**** Listed records ****

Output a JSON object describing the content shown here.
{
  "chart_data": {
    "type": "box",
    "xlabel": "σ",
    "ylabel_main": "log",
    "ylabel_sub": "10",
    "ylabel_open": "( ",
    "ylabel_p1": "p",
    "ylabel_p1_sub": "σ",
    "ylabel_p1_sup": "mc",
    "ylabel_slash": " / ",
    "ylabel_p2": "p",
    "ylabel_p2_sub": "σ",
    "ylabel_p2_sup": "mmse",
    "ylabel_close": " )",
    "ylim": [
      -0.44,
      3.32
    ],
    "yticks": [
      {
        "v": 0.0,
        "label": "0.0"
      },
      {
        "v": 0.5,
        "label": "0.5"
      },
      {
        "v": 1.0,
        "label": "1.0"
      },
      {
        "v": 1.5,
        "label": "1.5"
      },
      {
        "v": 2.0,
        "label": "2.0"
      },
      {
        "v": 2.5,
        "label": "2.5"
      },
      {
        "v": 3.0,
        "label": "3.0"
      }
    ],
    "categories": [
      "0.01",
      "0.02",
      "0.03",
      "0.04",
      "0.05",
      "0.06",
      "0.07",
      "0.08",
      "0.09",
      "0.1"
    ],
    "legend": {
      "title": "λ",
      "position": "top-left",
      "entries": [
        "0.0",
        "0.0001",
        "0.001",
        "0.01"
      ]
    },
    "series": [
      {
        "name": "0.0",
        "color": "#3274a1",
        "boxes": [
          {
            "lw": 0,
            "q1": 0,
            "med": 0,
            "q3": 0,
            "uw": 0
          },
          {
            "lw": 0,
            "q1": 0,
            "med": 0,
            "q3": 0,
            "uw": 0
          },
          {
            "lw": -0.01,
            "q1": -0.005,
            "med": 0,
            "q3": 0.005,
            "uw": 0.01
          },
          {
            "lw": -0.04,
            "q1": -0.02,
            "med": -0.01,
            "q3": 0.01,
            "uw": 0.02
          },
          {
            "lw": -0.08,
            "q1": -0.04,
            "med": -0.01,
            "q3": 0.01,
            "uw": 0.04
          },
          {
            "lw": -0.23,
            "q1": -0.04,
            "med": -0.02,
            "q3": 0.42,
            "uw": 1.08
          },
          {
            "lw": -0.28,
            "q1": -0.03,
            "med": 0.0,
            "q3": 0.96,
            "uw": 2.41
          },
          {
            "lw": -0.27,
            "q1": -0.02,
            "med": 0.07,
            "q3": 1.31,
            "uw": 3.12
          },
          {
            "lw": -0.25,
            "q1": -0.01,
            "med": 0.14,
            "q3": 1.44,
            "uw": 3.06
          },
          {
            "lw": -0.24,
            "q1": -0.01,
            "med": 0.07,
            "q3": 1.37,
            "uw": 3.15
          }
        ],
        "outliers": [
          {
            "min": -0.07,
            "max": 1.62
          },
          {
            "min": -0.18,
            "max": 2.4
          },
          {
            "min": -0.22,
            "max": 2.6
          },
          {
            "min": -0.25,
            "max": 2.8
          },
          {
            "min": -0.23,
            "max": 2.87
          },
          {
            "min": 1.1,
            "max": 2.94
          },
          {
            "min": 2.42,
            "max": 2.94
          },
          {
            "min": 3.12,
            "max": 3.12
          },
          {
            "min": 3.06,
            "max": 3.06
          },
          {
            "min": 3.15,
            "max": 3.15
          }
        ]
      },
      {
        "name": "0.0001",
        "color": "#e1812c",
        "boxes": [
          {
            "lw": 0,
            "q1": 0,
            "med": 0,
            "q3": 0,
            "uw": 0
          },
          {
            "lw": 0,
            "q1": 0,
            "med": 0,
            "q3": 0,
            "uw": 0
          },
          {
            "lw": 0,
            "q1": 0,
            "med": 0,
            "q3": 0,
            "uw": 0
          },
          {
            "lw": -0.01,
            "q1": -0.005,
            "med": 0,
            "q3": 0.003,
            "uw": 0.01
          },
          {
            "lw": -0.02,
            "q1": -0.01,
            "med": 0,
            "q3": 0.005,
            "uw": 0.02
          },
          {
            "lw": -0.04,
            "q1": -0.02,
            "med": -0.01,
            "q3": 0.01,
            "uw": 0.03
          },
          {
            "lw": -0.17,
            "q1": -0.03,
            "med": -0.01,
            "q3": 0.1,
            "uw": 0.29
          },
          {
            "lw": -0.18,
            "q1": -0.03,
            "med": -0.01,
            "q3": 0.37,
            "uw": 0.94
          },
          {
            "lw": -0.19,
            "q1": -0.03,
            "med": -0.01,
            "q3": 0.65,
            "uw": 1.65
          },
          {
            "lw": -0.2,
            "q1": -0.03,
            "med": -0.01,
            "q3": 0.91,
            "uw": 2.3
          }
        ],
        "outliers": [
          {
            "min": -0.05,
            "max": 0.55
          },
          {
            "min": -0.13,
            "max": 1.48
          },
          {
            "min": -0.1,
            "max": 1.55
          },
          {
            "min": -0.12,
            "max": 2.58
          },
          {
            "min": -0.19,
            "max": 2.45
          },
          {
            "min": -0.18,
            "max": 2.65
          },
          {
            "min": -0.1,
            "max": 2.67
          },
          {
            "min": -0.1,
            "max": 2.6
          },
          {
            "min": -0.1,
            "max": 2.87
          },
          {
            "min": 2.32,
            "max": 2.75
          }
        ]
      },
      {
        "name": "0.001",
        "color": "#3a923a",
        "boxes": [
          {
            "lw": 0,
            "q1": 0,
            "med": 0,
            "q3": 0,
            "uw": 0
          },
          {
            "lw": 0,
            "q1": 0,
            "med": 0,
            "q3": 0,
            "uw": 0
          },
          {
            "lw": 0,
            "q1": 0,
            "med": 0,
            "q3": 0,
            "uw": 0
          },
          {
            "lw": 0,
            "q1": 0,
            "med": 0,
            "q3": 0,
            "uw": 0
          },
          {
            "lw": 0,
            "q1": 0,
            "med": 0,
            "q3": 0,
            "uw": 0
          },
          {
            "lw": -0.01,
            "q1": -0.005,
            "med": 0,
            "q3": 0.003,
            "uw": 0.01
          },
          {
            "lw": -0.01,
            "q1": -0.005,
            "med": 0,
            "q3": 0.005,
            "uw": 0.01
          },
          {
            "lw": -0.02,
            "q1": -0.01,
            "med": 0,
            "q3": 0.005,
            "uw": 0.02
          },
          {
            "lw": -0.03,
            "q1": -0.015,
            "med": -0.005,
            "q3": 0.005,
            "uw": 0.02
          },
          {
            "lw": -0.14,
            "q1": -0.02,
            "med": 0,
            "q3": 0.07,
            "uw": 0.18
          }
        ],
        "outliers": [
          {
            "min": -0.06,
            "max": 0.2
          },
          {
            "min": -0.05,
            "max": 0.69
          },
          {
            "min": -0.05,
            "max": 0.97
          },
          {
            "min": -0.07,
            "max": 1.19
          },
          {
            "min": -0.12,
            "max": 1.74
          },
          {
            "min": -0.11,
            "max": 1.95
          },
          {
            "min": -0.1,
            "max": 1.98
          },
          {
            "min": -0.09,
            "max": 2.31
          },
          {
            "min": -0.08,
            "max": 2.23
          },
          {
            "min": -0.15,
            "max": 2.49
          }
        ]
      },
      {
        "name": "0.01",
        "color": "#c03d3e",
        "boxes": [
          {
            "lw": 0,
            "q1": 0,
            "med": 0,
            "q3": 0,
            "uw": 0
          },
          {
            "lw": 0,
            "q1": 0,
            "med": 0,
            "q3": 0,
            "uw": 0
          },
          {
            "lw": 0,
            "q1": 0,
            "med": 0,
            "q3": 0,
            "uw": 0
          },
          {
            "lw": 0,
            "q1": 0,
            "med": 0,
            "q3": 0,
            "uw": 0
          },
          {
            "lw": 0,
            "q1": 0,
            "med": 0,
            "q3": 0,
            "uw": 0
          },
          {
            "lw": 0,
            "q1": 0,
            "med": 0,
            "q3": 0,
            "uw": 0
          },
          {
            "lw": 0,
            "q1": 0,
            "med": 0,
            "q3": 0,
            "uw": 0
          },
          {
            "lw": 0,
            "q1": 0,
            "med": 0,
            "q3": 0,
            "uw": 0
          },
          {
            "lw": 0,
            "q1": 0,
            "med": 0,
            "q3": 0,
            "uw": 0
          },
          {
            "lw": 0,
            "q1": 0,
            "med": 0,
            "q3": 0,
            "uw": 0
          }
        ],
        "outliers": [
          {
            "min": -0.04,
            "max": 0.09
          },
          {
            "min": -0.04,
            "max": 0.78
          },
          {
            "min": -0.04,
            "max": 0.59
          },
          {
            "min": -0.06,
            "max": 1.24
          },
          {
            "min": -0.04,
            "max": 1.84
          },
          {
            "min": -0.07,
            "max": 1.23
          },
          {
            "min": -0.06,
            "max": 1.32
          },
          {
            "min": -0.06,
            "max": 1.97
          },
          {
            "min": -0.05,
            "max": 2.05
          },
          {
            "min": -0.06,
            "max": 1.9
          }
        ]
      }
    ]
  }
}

****

§ Work instructions:
Select every line of the material above holding the word "name" and copy it.

§ Response below:
        "name": "0.0",
        "name": "0.0001",
        "name": "0.001",
        "name": "0.01",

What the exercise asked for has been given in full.